» Aim of the task:
Identify the lines containing the word "clinical". Copy each one.
· · · ·
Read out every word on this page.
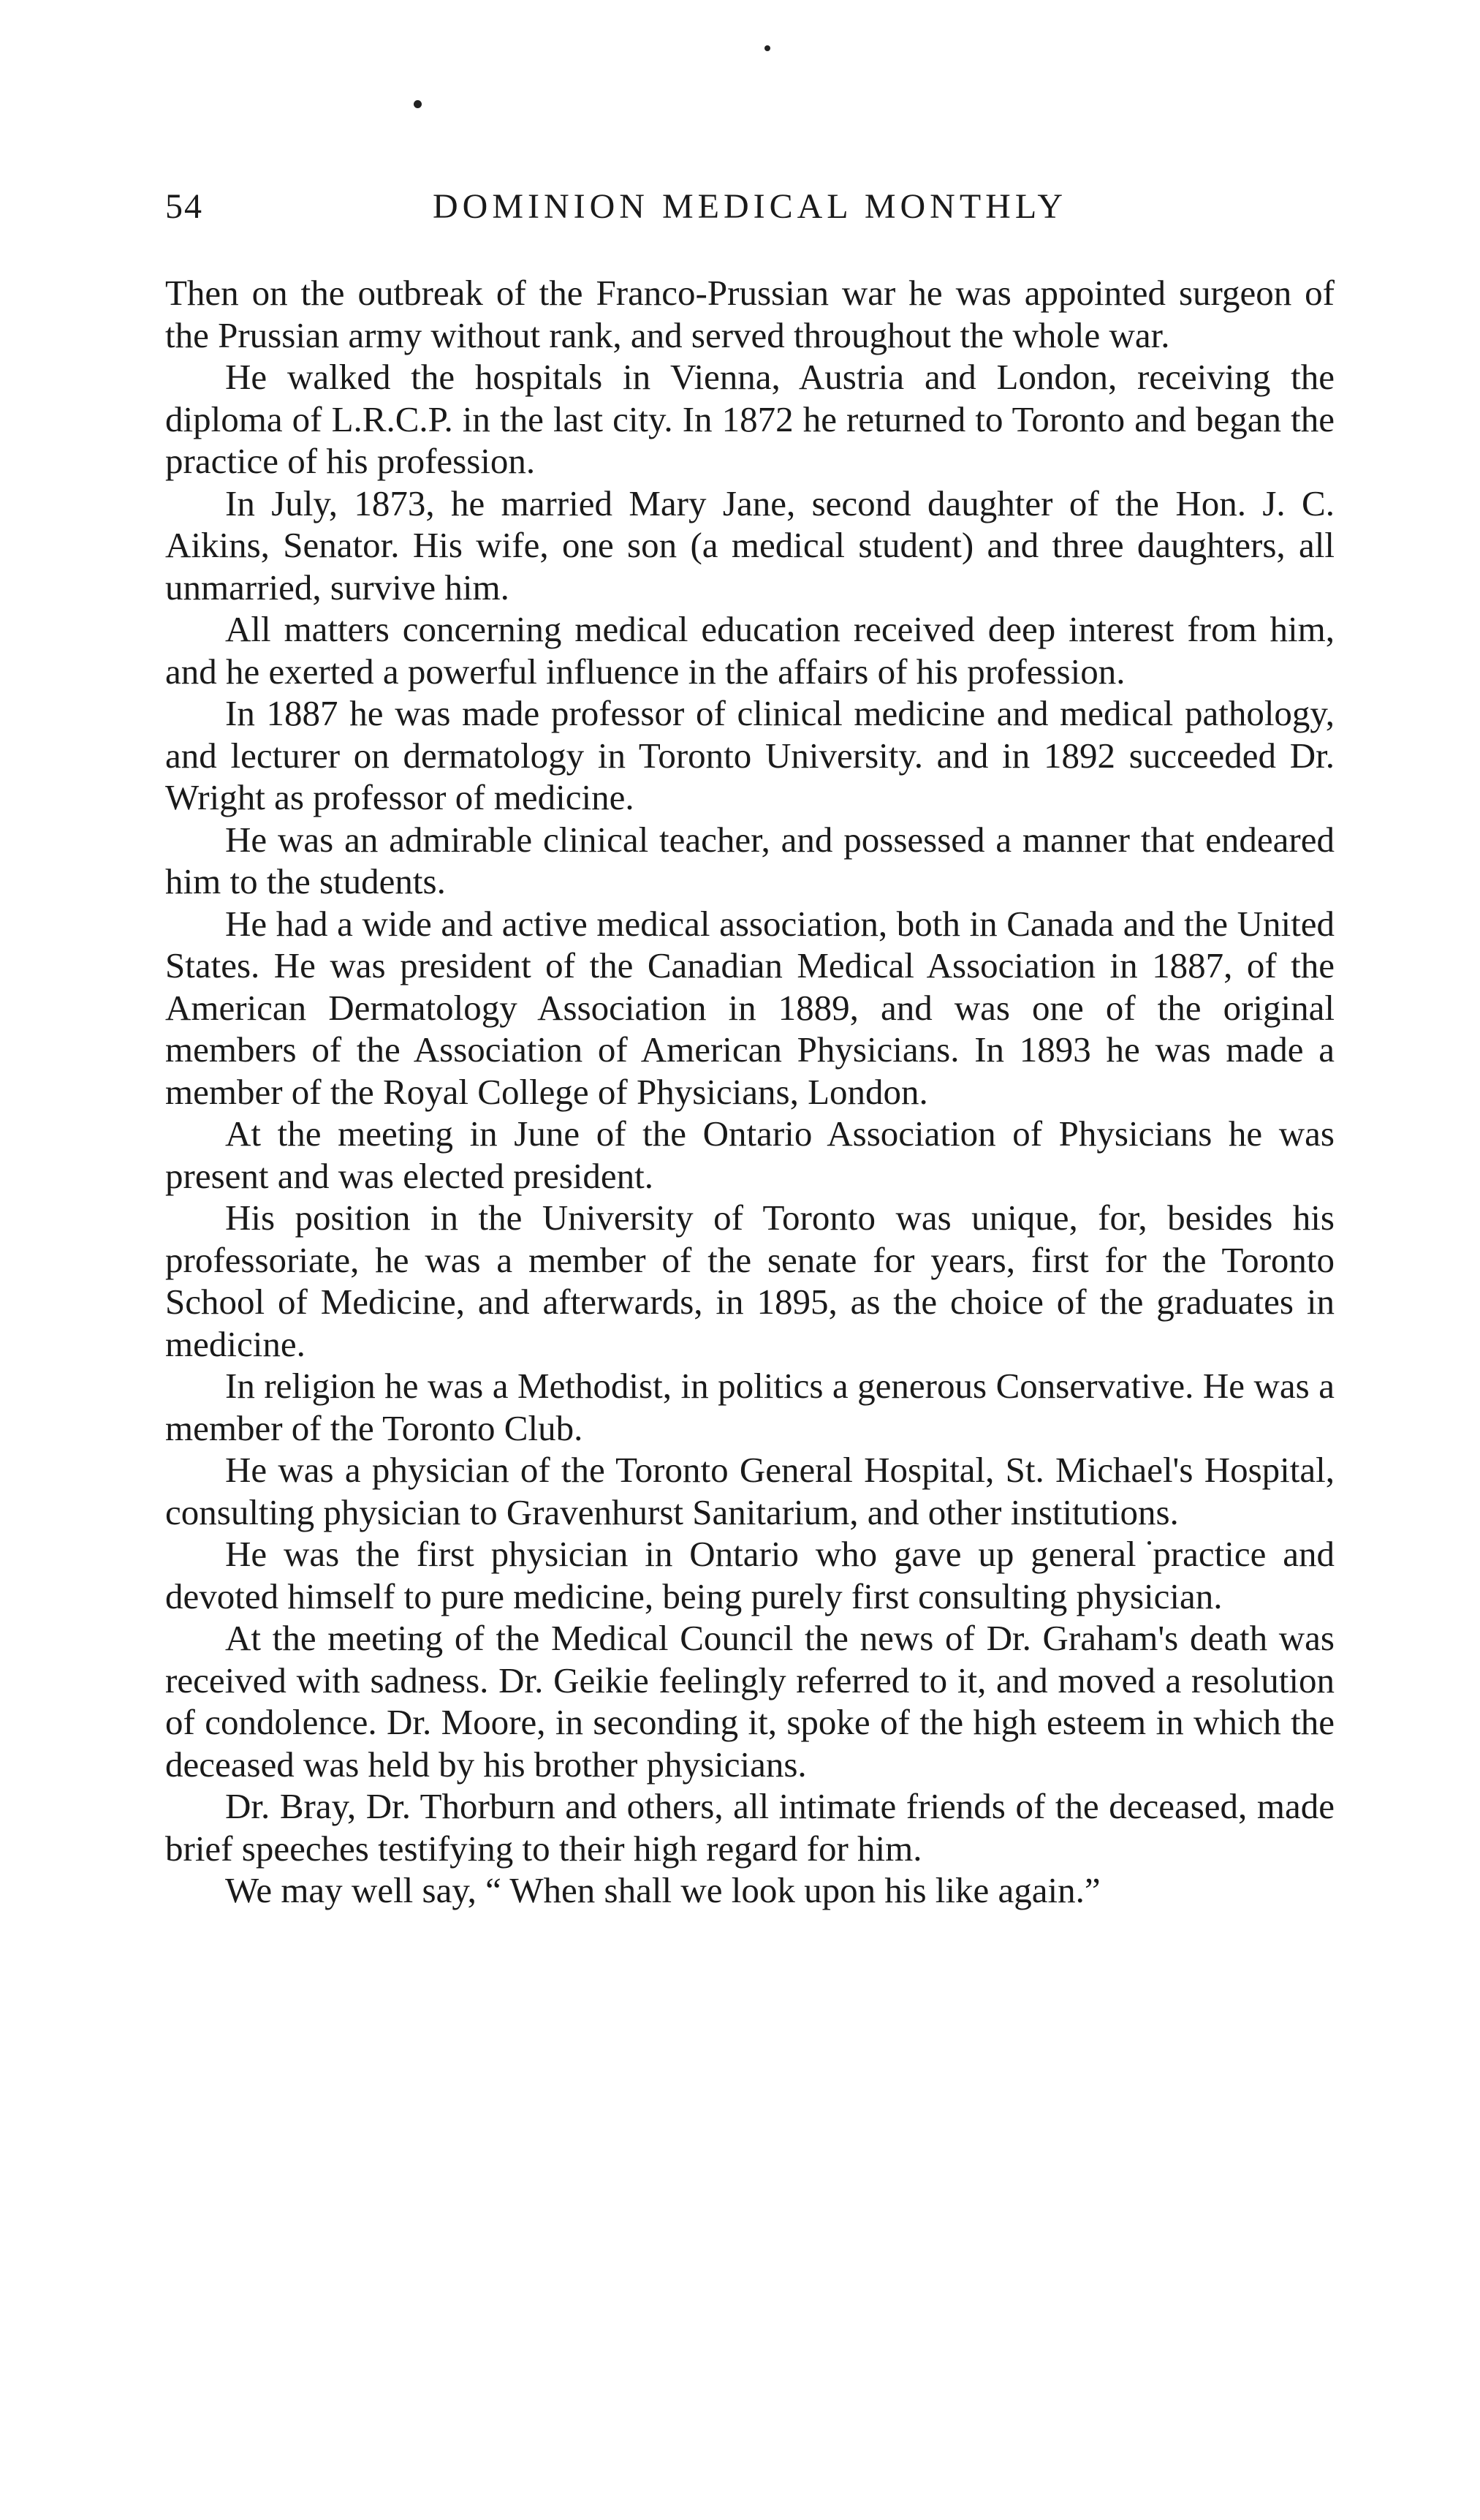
54	DOMINION MEDICAL MONTHLY

Then on the outbreak of the Franco-Prussian war he was appointed surgeon of the Prussian army without rank, and served throughout the whole war.

He walked the hospitals in Vienna, Austria and London, receiving the diploma of L.R.C.P. in the last city. In 1872 he returned to Toronto and began the practice of his profession.

In July, 1873, he married Mary Jane, second daughter of the Hon. J. C. Aikins, Senator. His wife, one son (a medical student) and three daughters, all unmarried, survive him.

All matters concerning medical education received deep interest from him, and he exerted a powerful influence in the affairs of his profession.

In 1887 he was made professor of clinical medicine and medical pathology, and lecturer on dermatology in Toronto University. and in 1892 succeeded Dr. Wright as professor of medicine.

He was an admirable clinical teacher, and possessed a manner that endeared him to the students.

He had a wide and active medical association, both in Canada and the United States. He was president of the Canadian Medical Association in 1887, of the American Dermatology Association in 1889, and was one of the original members of the Association of American Physicians. In 1893 he was made a member of the Royal College of Physicians, London.

At the meeting in June of the Ontario Association of Physicians he was present and was elected president.

His position in the University of Toronto was unique, for, besides his professoriate, he was a member of the senate for years, first for the Toronto School of Medicine, and afterwards, in 1895, as the choice of the graduates in medicine.

In religion he was a Methodist, in politics a generous Conservative. He was a member of the Toronto Club.

He was a physician of the Toronto General Hospital, St. Michael's Hospital, consulting physician to Gravenhurst Sanitarium, and other institutions.

He was the first physician in Ontario who gave up general practice and devoted himself to pure medicine, being purely first consulting physician.

At the meeting of the Medical Council the news of Dr. Graham's death was received with sadness. Dr. Geikie feelingly referred to it, and moved a resolution of condolence. Dr. Moore, in seconding it, spoke of the high esteem in which the deceased was held by his brother physicians.

Dr. Bray, Dr. Thorburn and others, all intimate friends of the deceased, made brief speeches testifying to their high regard for him.

We may well say, “ When shall we look upon his like again.”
· · · ·
» Correct answer:
In 1887 he was made professor of clinical medicine and medical pathology, and lecturer on dermatology in Toronto University. and in 1892 succeeded Dr. Wright as professor of medicine.
He was an admirable clinical teacher, and possessed a manner that endeared him to the students.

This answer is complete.